Prompt: Show, in full, each line of the data that contains "from".

:::::

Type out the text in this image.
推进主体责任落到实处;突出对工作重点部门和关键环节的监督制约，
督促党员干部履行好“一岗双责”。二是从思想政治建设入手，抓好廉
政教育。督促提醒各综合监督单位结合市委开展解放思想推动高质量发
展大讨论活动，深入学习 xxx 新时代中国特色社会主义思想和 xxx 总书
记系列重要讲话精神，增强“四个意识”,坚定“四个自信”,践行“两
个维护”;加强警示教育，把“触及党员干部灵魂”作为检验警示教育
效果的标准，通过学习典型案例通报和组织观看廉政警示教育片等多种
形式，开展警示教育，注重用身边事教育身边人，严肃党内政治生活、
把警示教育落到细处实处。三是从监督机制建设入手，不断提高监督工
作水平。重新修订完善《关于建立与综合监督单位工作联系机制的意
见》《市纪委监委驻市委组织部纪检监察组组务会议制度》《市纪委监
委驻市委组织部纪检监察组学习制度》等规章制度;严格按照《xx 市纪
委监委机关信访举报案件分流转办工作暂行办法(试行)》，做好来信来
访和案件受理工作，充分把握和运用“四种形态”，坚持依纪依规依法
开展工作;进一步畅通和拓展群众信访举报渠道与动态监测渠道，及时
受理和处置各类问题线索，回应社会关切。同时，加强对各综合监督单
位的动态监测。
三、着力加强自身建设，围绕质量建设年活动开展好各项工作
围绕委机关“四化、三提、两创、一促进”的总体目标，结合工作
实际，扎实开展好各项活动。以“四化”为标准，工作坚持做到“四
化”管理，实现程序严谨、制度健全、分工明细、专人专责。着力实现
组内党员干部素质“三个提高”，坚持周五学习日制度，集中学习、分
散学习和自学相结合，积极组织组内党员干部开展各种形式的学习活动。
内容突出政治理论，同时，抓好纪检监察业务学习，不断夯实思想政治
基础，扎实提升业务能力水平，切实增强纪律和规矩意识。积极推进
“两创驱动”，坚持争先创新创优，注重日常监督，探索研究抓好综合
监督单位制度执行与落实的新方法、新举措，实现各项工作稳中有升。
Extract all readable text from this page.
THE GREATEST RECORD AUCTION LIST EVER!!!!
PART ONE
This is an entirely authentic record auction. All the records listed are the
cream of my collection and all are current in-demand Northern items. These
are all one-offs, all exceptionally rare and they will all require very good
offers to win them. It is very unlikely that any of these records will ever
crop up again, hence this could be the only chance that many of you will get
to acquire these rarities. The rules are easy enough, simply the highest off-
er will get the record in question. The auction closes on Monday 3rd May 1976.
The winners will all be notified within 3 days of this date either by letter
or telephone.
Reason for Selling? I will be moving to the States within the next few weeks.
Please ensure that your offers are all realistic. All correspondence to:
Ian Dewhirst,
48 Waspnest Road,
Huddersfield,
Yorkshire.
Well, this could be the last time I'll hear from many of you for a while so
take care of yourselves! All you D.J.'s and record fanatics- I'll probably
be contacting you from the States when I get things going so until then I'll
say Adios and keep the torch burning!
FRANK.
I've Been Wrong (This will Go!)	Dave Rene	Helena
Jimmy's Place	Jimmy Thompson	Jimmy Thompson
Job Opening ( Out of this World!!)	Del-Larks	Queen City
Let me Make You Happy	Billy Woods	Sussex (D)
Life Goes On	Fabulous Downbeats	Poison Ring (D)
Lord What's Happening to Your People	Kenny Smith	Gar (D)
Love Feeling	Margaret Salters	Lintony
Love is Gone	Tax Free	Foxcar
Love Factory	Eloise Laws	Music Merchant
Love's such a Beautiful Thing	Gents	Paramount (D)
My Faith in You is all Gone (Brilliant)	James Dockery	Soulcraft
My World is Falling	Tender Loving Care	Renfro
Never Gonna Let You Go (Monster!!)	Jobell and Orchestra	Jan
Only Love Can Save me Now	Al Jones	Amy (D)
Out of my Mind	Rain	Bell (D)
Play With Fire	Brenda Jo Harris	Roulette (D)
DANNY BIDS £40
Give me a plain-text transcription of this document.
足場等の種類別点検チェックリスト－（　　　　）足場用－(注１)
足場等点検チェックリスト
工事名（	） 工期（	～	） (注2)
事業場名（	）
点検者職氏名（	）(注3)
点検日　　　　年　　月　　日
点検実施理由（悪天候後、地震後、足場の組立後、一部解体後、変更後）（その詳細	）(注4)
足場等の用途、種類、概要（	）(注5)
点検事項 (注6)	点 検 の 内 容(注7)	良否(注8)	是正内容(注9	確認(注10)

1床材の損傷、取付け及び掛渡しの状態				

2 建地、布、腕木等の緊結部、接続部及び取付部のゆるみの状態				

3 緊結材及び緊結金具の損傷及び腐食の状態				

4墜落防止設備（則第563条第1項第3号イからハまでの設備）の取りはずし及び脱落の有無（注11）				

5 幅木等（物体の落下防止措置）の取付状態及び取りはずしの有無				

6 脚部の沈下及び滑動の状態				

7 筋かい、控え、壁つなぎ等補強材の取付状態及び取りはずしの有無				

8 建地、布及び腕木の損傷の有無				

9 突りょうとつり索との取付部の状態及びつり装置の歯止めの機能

:::::

Task answer:
Extract all readable text from this page.
Well, this could be the last time I'll hear from many of you for a while so
be contacting you from the States when I get things going so until then I'll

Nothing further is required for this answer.